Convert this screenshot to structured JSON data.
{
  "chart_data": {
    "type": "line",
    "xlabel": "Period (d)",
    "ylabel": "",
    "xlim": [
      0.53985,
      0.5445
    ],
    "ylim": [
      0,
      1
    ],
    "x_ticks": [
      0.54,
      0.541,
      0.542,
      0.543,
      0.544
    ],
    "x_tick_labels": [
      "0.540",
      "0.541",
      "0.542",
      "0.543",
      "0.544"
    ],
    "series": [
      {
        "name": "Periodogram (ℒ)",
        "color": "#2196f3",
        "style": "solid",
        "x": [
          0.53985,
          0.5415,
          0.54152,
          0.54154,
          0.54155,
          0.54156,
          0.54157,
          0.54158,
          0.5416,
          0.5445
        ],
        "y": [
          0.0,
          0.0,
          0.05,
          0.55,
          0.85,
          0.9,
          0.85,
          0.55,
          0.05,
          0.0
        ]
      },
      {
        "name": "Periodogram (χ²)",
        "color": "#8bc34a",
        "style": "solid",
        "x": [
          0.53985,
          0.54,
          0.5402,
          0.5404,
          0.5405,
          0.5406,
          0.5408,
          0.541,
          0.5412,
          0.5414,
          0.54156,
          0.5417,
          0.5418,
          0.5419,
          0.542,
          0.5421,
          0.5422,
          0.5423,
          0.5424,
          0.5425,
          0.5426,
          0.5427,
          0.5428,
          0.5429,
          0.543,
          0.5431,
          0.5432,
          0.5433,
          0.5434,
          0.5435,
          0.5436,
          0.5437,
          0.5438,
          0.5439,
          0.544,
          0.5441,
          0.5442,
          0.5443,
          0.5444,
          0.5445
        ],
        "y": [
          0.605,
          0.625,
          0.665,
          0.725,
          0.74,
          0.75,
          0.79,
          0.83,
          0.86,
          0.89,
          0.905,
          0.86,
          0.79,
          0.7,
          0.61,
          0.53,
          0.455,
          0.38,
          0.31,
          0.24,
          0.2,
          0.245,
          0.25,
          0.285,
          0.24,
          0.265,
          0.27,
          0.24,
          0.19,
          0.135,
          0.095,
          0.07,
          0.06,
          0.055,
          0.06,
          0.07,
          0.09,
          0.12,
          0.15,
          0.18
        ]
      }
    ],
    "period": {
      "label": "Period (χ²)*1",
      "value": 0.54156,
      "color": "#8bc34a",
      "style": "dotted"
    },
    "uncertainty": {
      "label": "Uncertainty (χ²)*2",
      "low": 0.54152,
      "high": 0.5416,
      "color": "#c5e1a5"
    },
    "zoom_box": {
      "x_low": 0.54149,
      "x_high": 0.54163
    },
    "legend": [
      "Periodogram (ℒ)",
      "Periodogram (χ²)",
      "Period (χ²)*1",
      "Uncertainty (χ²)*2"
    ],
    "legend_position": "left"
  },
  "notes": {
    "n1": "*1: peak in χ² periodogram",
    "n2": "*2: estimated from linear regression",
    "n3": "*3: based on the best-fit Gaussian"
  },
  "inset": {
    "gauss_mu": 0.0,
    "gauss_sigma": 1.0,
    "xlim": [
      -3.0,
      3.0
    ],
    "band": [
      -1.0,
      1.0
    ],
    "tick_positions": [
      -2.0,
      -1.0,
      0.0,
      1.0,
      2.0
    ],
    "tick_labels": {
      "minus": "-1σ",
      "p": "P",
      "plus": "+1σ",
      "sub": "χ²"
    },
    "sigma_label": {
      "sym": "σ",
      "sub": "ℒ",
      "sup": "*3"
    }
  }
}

EXERCISE DESCRIPTION
Repeat all the entries exactly as given.

SOLUTION
Convert this screenshot to structured JSON data.
{
  "chart_data": {
    "type": "line",
    "xlabel": "Period (d)",
    "ylabel": "",
    "xlim": [
      0.53985,
      0.5445
    ],
    "ylim": [
      0,
      1
    ],
    "x_ticks": [
      0.54,
      0.541,
      0.542,
      0.543,
      0.544
    ],
    "x_tick_labels": [
      "0.540",
      "0.541",
      "0.542",
      "0.543",
      "0.544"
    ],
    "series": [
      {
        "name": "Periodogram (ℒ)",
        "color": "#2196f3",
        "style": "solid",
        "x": [
          0.53985,
          0.5415,
          0.54152,
          0.54154,
          0.54155,
          0.54156,
          0.54157,
          0.54158,
          0.5416,
          0.5445
        ],
        "y": [
          0.0,
          0.0,
          0.05,
          0.55,
          0.85,
          0.9,
          0.85,
          0.55,
          0.05,
          0.0
        ]
      },
      {
        "name": "Periodogram (χ²)",
        "color": "#8bc34a",
        "style": "solid",
        "x": [
          0.53985,
          0.54,
          0.5402,
          0.5404,
          0.5405,
          0.5406,
          0.5408,
          0.541,
          0.5412,
          0.5414,
          0.54156,
          0.5417,
          0.5418,
          0.5419,
          0.542,
          0.5421,
          0.5422,
          0.5423,
          0.5424,
          0.5425,
          0.5426,
          0.5427,
          0.5428,
          0.5429,
          0.543,
          0.5431,
          0.5432,
          0.5433,
          0.5434,
          0.5435,
          0.5436,
          0.5437,
          0.5438,
          0.5439,
          0.544,
          0.5441,
          0.5442,
          0.5443,
          0.5444,
          0.5445
        ],
        "y": [
          0.605,
          0.625,
          0.665,
          0.725,
          0.74,
          0.75,
          0.79,
          0.83,
          0.86,
          0.89,
          0.905,
          0.86,
          0.79,
          0.7,
          0.61,
          0.53,
          0.455,
          0.38,
          0.31,
          0.24,
          0.2,
          0.245,
          0.25,
          0.285,
          0.24,
          0.265,
          0.27,
          0.24,
          0.19,
          0.135,
          0.095,
          0.07,
          0.06,
          0.055,
          0.06,
          0.07,
          0.09,
          0.12,
          0.15,
          0.18
        ]
      }
    ],
    "period": {
      "label": "Period (χ²)*1",
      "value": 0.54156,
      "color": "#8bc34a",
      "style": "dotted"
    },
    "uncertainty": {
      "label": "Uncertainty (χ²)*2",
      "low": 0.54152,
      "high": 0.5416,
      "color": "#c5e1a5"
    },
    "zoom_box": {
      "x_low": 0.54149,
      "x_high": 0.54163
    },
    "legend": [
      "Periodogram (ℒ)",
      "Periodogram (χ²)",
      "Period (χ²)*1",
      "Uncertainty (χ²)*2"
    ],
    "legend_position": "left"
  },
  "notes": {
    "n1": "*1: peak in χ² periodogram",
    "n2": "*2: estimated from linear regression",
    "n3": "*3: based on the best-fit Gaussian"
  },
  "inset": {
    "gauss_mu": 0.0,
    "gauss_sigma": 1.0,
    "xlim": [
      -3.0,
      3.0
    ],
    "band": [
      -1.0,
      1.0
    ],
    "tick_positions": [
      -2.0,
      -1.0,
      0.0,
      1.0,
      2.0
    ],
    "tick_labels": {
      "minus": "-1σ",
      "p": "P",
      "plus": "+1σ",
      "sub": "χ²"
    },
    "sigma_label": {
      "sym": "σ",
      "sub": "ℒ",
      "sup": "*3"
    }
  }
}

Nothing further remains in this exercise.